WHAT TO PRODUCE
Please extend the mailing-list reply below about the ref-filter "equals" comparison, starting right after its final sentence.

Re: [PATCH] t6300: values containing ')' are broken in ref formats

[Date Prev][Date Next][Thread Prev][Thread Next][Date Index][Thread Index]

 



On Tue, Nov 05, 2024 at 07:05:13PM -0800, Junio C Hamano wrote:
> Jeff King <peff@xxxxxxxx> writes:
> 
> > I am tempted to say the solution is to expand that "equals" value, and
> > possibly add some less-arcane version of the character (maybe "%)"?).
> > But it be a break in backwards compatibility if somebody is trying to
> > match literal %-chars in their "if" block.
> 
> If they were trying to write a literal %, wouldn't they be writing
> %% already, not because % followed by a byte without any special
> meaning happens to be passed intact by the implementation, but
> because that is _the_ right thing to do, when % is used as an
> introducer for escape sequences?  So I do agree it would be a change
> that breaks backward compatibility but I do not think we want to
> stay bug to bug compatible with the current behaviour here.  I am
> not sure with the wisdom of %) though.  Wouldn't "%(foo %)" look as
> if %( opens and %) closes a group in our language?
> 
> So I am very much in favor of this "if condition should be expanded
> before comparison" solution.

I had worked on this "if condition should be expanded before comparison"
solution but Christian and I agreed that it would be better to open up
discussion incase there would be other possible and better solutions
which would also be viable in the long term.

This solution relies on how we parse out literals in ref-filter, so '%%'
would work as intended in the comparision string - ie if we want to
compare against "some%ref", we would do "%(if:equals=some%%ref)...".

COLLECTED DATA
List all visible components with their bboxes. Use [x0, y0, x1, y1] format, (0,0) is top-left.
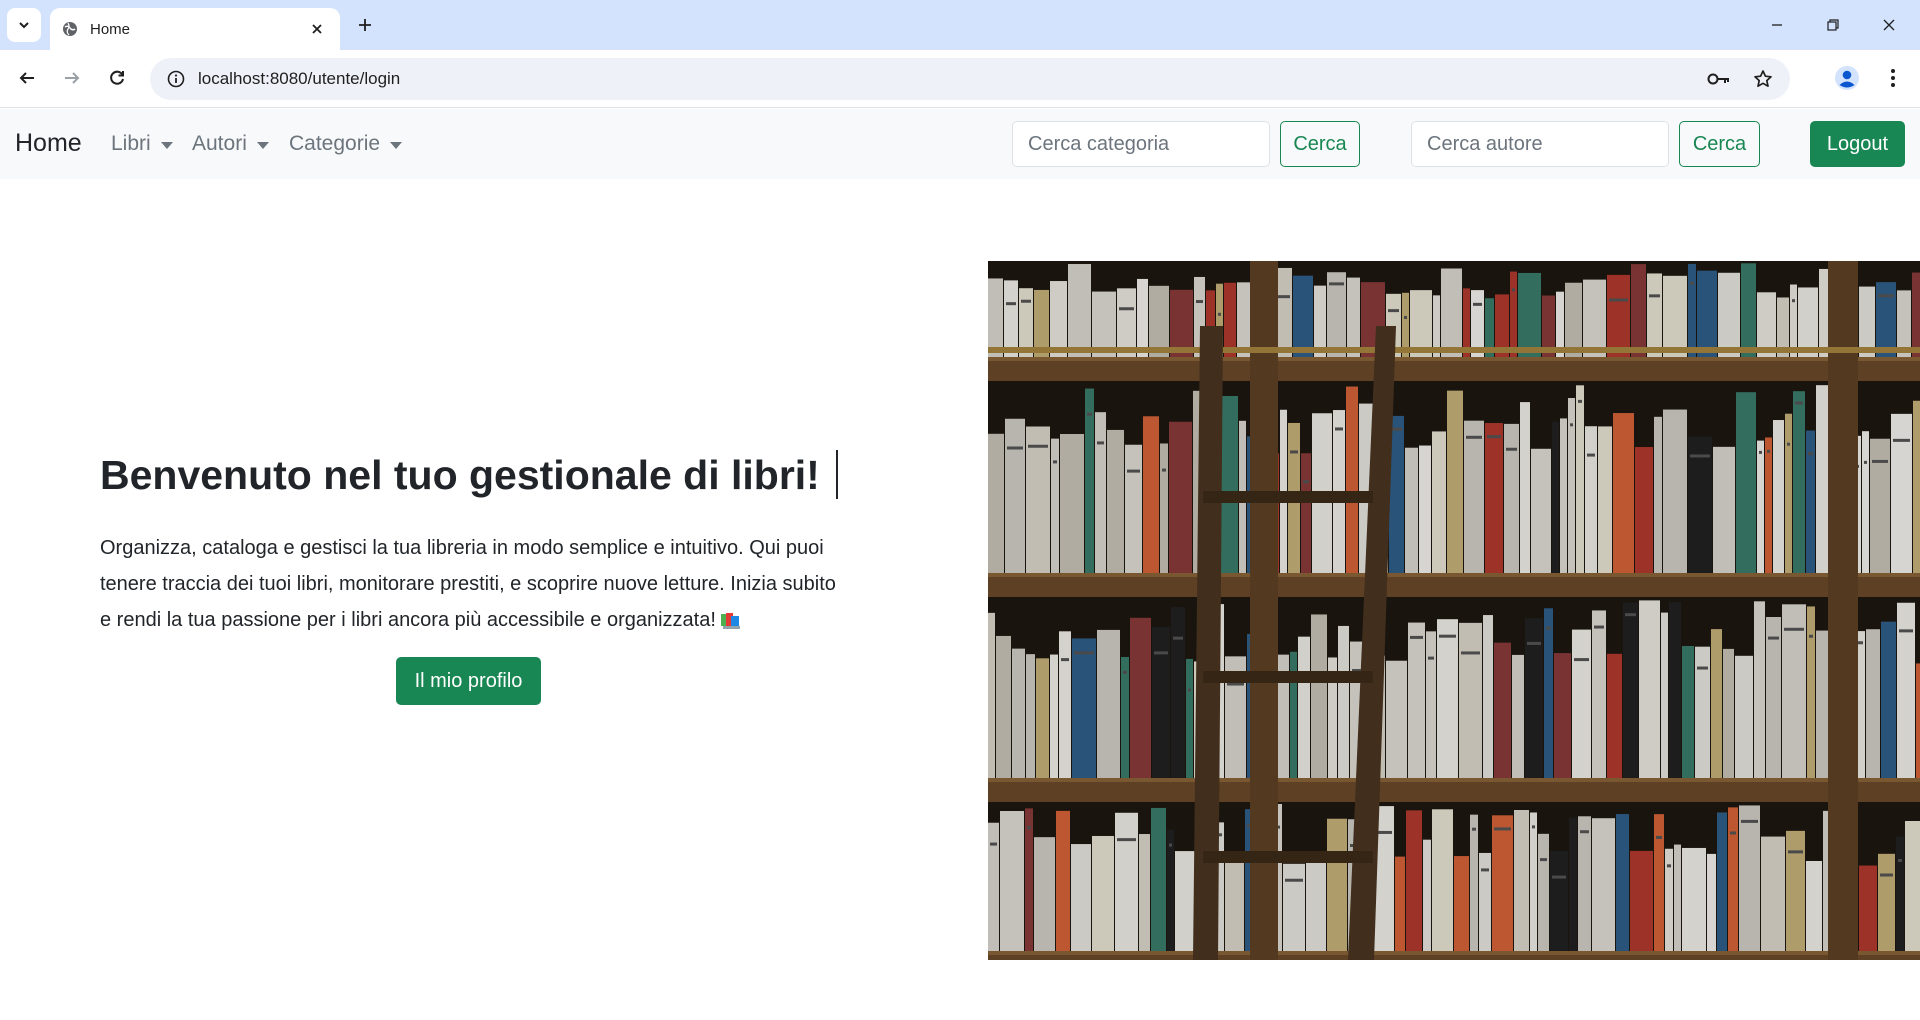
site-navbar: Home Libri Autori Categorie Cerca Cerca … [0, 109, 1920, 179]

OUTPUT FOR THIS EXERCISE
Also it is obscure that someone will use this in practice as I myself
had discovered this when working on a corner case of some other
implementation related to parsing but way lower in the call-chain of
ref-filter ;) but here goes

(this applies on top of the current patch)

------------------------ >8 ------------------------
Subject: [PATCH] ref-filter: parse parentheses correctly in %(if) atoms

Having a ')' in "<string>" in ":equals=<string>" or
":notequals=<string>" wouldn't parse correctly in ref-filter as
documented in the previous commit.

One way to fix this is refactoring the way in which we parse our format
string.  Although this would mean we would have to do a huge refactoring
as this step happens very high up in the call chain.

Therefore, support including parenthesis characters in "<string>" by
instead giving their hexcode equivalents - as a for-now hack.

Do this by further abstracting "append_literal()" to "parse_literal()"
where the output is no longer stored into a ref formatting stack's
strbuf but a standard standalone strbuf.  append_literal would then
hence wrap appropriately around "parse_literal()".

Also introduce "convert_hexcode()" which also wraps around
"parse_literal()" and must be used to convert hexcode in a given string
and be silent when such a string doesn't contain hexcode or doesn't
exist (ie is NULL).

Using "convert_hexcode()" would mean that we now have an alloced string -
hence free() it once we are done with it to prevent any memory leaks.

Signed-off-by: Kousik Sanagavarapu <five231003@xxxxxxxxx>
---
 Documentation/git-for-each-ref.txt |  4 ++
 ref-filter.c                       | 76 +++++++++++++++++++++++-------
 t/t6300-for-each-ref.sh            |  6 ++-
 3 files changed, 66 insertions(+), 20 deletions(-)

diff --git a/Documentation/git-for-each-ref.txt b/Documentation/git-for-each-ref.txt
index d3764401a2..ce12400040 100644
--- a/Documentation/git-for-each-ref.txt
+++ b/Documentation/git-for-each-ref.txt
@@ -221,6 +221,10 @@ if::
 	the value between the %(if:...) and %(then) atoms with the
 	given string.
 
+	Additionally, if `<string>` must contain parenthesis, then these
+	parentheses are spelled out as hexcode.  For e.g., `1)someref`
+	would need to be `1%29someref`.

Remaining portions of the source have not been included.